AIM OF THE TASK:
Sort through the data and copy the lines holding the word "text".

Figure contents as structured data:
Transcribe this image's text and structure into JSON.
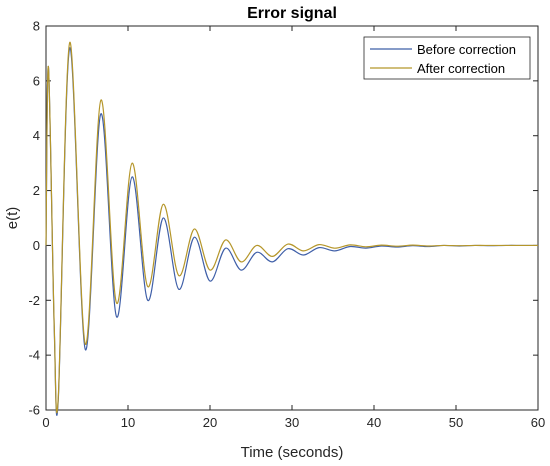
{
  "chart_data": {
    "type": "line",
    "title": "Error signal",
    "xlabel": "Time (seconds)",
    "ylabel": "e(t)",
    "xlim": [
      0,
      60
    ],
    "ylim": [
      -6,
      8
    ],
    "xticks": [
      0,
      10,
      20,
      30,
      40,
      50,
      60
    ],
    "yticks": [
      -6,
      -4,
      -2,
      0,
      2,
      4,
      6,
      8
    ],
    "grid": false,
    "legend_position": "top-right",
    "series": [
      {
        "name": "Before correction",
        "color": "#3f5fa8",
        "x": [
          0,
          0.3,
          1.0,
          1.5,
          2.9,
          4.8,
          6.7,
          8.6,
          10.5,
          12.4,
          14.3,
          16.2,
          18.1,
          20.0,
          21.9,
          23.8,
          25.7,
          27.6,
          29.5,
          31.4,
          33.3,
          35.2,
          37.1,
          39.0,
          40.9,
          42.8,
          44.7,
          46.6,
          48.5,
          50.4,
          52.3,
          54.2,
          56.1,
          58.0,
          60.0
        ],
        "y": [
          0,
          6.5,
          -3.0,
          -5.6,
          7.2,
          -3.8,
          4.8,
          -2.6,
          2.5,
          -2.0,
          1.0,
          -1.6,
          0.3,
          -1.3,
          -0.1,
          -0.9,
          -0.25,
          -0.6,
          -0.12,
          -0.35,
          -0.08,
          -0.2,
          -0.04,
          -0.1,
          -0.02,
          -0.06,
          -0.01,
          -0.04,
          0.0,
          -0.02,
          0.0,
          -0.01,
          0.0,
          0.0,
          0.0
        ]
      },
      {
        "name": "After correction",
        "color": "#b5962a",
        "x": [
          0,
          0.3,
          1.0,
          1.5,
          2.9,
          4.8,
          6.7,
          8.6,
          10.5,
          12.4,
          14.3,
          16.2,
          18.1,
          20.0,
          21.9,
          23.8,
          25.7,
          27.6,
          29.5,
          31.4,
          33.3,
          35.2,
          37.1,
          39.0,
          40.9,
          42.8,
          44.7,
          46.6,
          48.5,
          50.4,
          52.3,
          54.2,
          56.1,
          58.0,
          60.0
        ],
        "y": [
          0,
          6.5,
          -2.9,
          -5.5,
          7.4,
          -3.6,
          5.3,
          -2.1,
          3.0,
          -1.5,
          1.5,
          -1.1,
          0.6,
          -0.9,
          0.2,
          -0.6,
          0.0,
          -0.4,
          0.05,
          -0.2,
          0.03,
          -0.1,
          0.02,
          -0.05,
          0.01,
          -0.03,
          0.01,
          -0.02,
          0.0,
          -0.01,
          0.0,
          0.0,
          0.0,
          0.0,
          0.0
        ]
      }
    ]
  }
}
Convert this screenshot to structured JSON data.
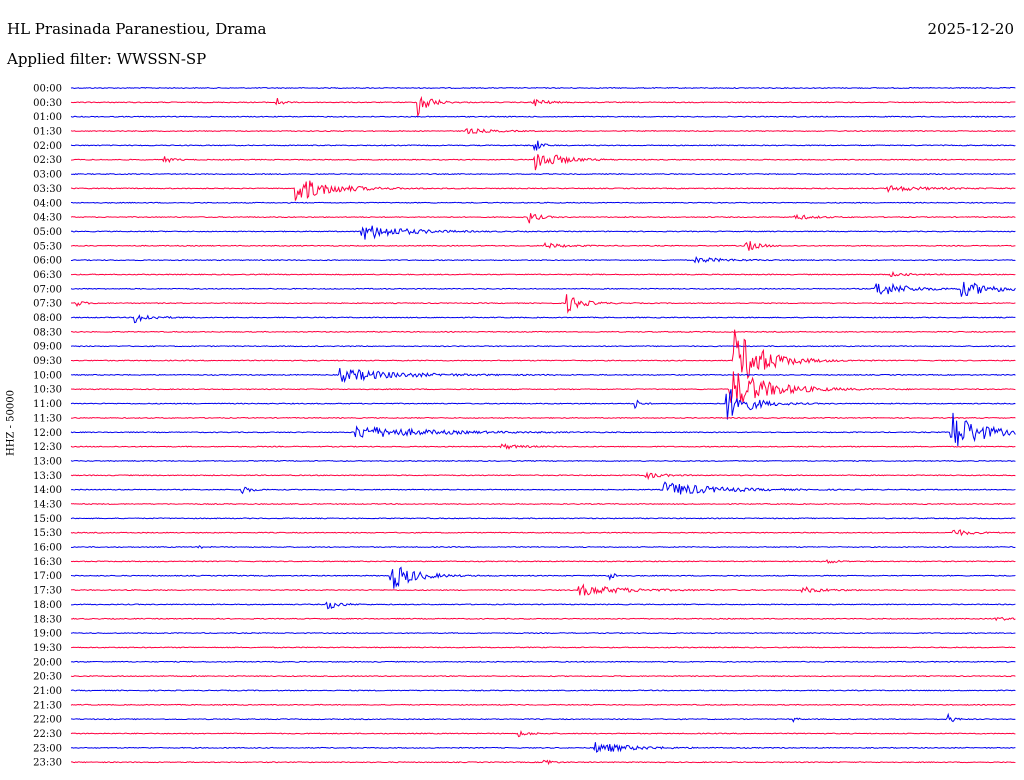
{
  "header": {
    "station": "HL Prasinada Paranestiou, Drama",
    "date": "2025-12-20",
    "filter": "Applied filter: WWSSN-SP"
  },
  "side_label": "HHZ - 50000",
  "colors": {
    "blue": "#0000ee",
    "red": "#ff0040",
    "background": "#ffffff",
    "text": "#000000"
  },
  "chart_data": {
    "type": "line",
    "title": "HL Prasinada Paranestiou, Drama",
    "ylabel": "HHZ - 50000",
    "xlim": [
      0,
      30
    ],
    "grid": false,
    "series": [
      {
        "name": "00:00",
        "color": "#0000ee",
        "events": []
      },
      {
        "name": "00:30",
        "color": "#ff0040",
        "events": [
          {
            "t": 6.5,
            "amp": 6,
            "dur": 0.3
          },
          {
            "t": 11.0,
            "amp": 15,
            "dur": 0.6
          },
          {
            "t": 14.6,
            "amp": 6,
            "dur": 0.6
          }
        ]
      },
      {
        "name": "01:00",
        "color": "#0000ee",
        "events": []
      },
      {
        "name": "01:30",
        "color": "#ff0040",
        "events": [
          {
            "t": 12.5,
            "amp": 3,
            "dur": 1.2
          }
        ]
      },
      {
        "name": "02:00",
        "color": "#0000ee",
        "events": [
          {
            "t": 14.7,
            "amp": 10,
            "dur": 0.3
          }
        ]
      },
      {
        "name": "02:30",
        "color": "#ff0040",
        "events": [
          {
            "t": 2.9,
            "amp": 5,
            "dur": 0.4
          },
          {
            "t": 14.7,
            "amp": 12,
            "dur": 1.2
          }
        ]
      },
      {
        "name": "03:00",
        "color": "#0000ee",
        "events": []
      },
      {
        "name": "03:30",
        "color": "#ff0040",
        "events": [
          {
            "t": 7.1,
            "amp": 14,
            "dur": 1.8
          },
          {
            "t": 25.9,
            "amp": 3,
            "dur": 2.0
          }
        ]
      },
      {
        "name": "04:00",
        "color": "#0000ee",
        "events": []
      },
      {
        "name": "04:30",
        "color": "#ff0040",
        "events": [
          {
            "t": 14.5,
            "amp": 7,
            "dur": 0.5
          },
          {
            "t": 22.9,
            "amp": 3,
            "dur": 1.0
          }
        ]
      },
      {
        "name": "05:00",
        "color": "#0000ee",
        "events": [
          {
            "t": 9.2,
            "amp": 9,
            "dur": 2.0
          }
        ]
      },
      {
        "name": "05:30",
        "color": "#ff0040",
        "events": [
          {
            "t": 15.0,
            "amp": 3,
            "dur": 1.0
          },
          {
            "t": 21.4,
            "amp": 7,
            "dur": 0.6
          }
        ]
      },
      {
        "name": "06:00",
        "color": "#0000ee",
        "events": [
          {
            "t": 19.8,
            "amp": 3,
            "dur": 1.5
          }
        ]
      },
      {
        "name": "06:30",
        "color": "#ff0040",
        "events": [
          {
            "t": 26.0,
            "amp": 2,
            "dur": 1.0
          }
        ]
      },
      {
        "name": "07:00",
        "color": "#0000ee",
        "events": [
          {
            "t": 25.5,
            "amp": 9,
            "dur": 1.5
          },
          {
            "t": 28.2,
            "amp": 8,
            "dur": 1.8
          }
        ]
      },
      {
        "name": "07:30",
        "color": "#ff0040",
        "events": [
          {
            "t": 0.1,
            "amp": 4,
            "dur": 0.4
          },
          {
            "t": 15.7,
            "amp": 10,
            "dur": 0.8
          }
        ]
      },
      {
        "name": "08:00",
        "color": "#0000ee",
        "events": [
          {
            "t": 2.0,
            "amp": 6,
            "dur": 0.8
          }
        ]
      },
      {
        "name": "08:30",
        "color": "#ff0040",
        "events": []
      },
      {
        "name": "09:00",
        "color": "#0000ee",
        "events": []
      },
      {
        "name": "09:30",
        "color": "#ff0040",
        "events": [
          {
            "t": 21.0,
            "amp": 34,
            "dur": 1.5
          }
        ]
      },
      {
        "name": "10:00",
        "color": "#0000ee",
        "events": [
          {
            "t": 8.5,
            "amp": 7,
            "dur": 3.0
          }
        ]
      },
      {
        "name": "10:30",
        "color": "#ff0040",
        "events": [
          {
            "t": 20.9,
            "amp": 22,
            "dur": 2.0
          }
        ]
      },
      {
        "name": "11:00",
        "color": "#0000ee",
        "events": [
          {
            "t": 20.8,
            "amp": 18,
            "dur": 1.2
          },
          {
            "t": 17.9,
            "amp": 5,
            "dur": 0.3
          }
        ]
      },
      {
        "name": "11:30",
        "color": "#ff0040",
        "events": []
      },
      {
        "name": "12:00",
        "color": "#0000ee",
        "events": [
          {
            "t": 9.0,
            "amp": 7,
            "dur": 3.5
          },
          {
            "t": 27.9,
            "amp": 24,
            "dur": 1.5
          }
        ]
      },
      {
        "name": "12:30",
        "color": "#ff0040",
        "events": [
          {
            "t": 13.6,
            "amp": 3,
            "dur": 1.0
          }
        ]
      },
      {
        "name": "13:00",
        "color": "#0000ee",
        "events": []
      },
      {
        "name": "13:30",
        "color": "#ff0040",
        "events": [
          {
            "t": 18.2,
            "amp": 4,
            "dur": 0.8
          }
        ]
      },
      {
        "name": "14:00",
        "color": "#0000ee",
        "events": [
          {
            "t": 5.4,
            "amp": 6,
            "dur": 0.4
          },
          {
            "t": 18.8,
            "amp": 8,
            "dur": 2.5
          }
        ]
      },
      {
        "name": "14:30",
        "color": "#ff0040",
        "events": []
      },
      {
        "name": "15:00",
        "color": "#0000ee",
        "events": []
      },
      {
        "name": "15:30",
        "color": "#ff0040",
        "events": [
          {
            "t": 28.0,
            "amp": 4,
            "dur": 0.8
          }
        ]
      },
      {
        "name": "16:00",
        "color": "#0000ee",
        "events": [
          {
            "t": 4.0,
            "amp": 3,
            "dur": 0.2
          }
        ]
      },
      {
        "name": "16:30",
        "color": "#ff0040",
        "events": [
          {
            "t": 24.0,
            "amp": 2,
            "dur": 0.6
          }
        ]
      },
      {
        "name": "17:00",
        "color": "#0000ee",
        "events": [
          {
            "t": 10.1,
            "amp": 16,
            "dur": 1.2
          },
          {
            "t": 17.0,
            "amp": 6,
            "dur": 0.4
          }
        ]
      },
      {
        "name": "17:30",
        "color": "#ff0040",
        "events": [
          {
            "t": 16.1,
            "amp": 6,
            "dur": 2.2
          },
          {
            "t": 23.2,
            "amp": 3,
            "dur": 1.2
          }
        ]
      },
      {
        "name": "18:00",
        "color": "#0000ee",
        "events": [
          {
            "t": 8.1,
            "amp": 6,
            "dur": 0.6
          }
        ]
      },
      {
        "name": "18:30",
        "color": "#ff0040",
        "events": [
          {
            "t": 29.3,
            "amp": 2,
            "dur": 0.8
          }
        ]
      },
      {
        "name": "19:00",
        "color": "#0000ee",
        "events": []
      },
      {
        "name": "19:30",
        "color": "#ff0040",
        "events": []
      },
      {
        "name": "20:00",
        "color": "#0000ee",
        "events": []
      },
      {
        "name": "20:30",
        "color": "#ff0040",
        "events": []
      },
      {
        "name": "21:00",
        "color": "#0000ee",
        "events": []
      },
      {
        "name": "21:30",
        "color": "#ff0040",
        "events": []
      },
      {
        "name": "22:00",
        "color": "#0000ee",
        "events": [
          {
            "t": 22.9,
            "amp": 4,
            "dur": 0.2
          },
          {
            "t": 27.8,
            "amp": 7,
            "dur": 0.3
          }
        ]
      },
      {
        "name": "22:30",
        "color": "#ff0040",
        "events": [
          {
            "t": 14.2,
            "amp": 3,
            "dur": 0.6
          }
        ]
      },
      {
        "name": "23:00",
        "color": "#0000ee",
        "events": [
          {
            "t": 16.6,
            "amp": 6,
            "dur": 1.8
          }
        ]
      },
      {
        "name": "23:30",
        "color": "#ff0040",
        "events": [
          {
            "t": 15.0,
            "amp": 6,
            "dur": 0.3
          }
        ]
      }
    ]
  }
}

ANSWER FOR THE TASK:
Transcribe this image's text and structure into JSON.
    "text": "#000000"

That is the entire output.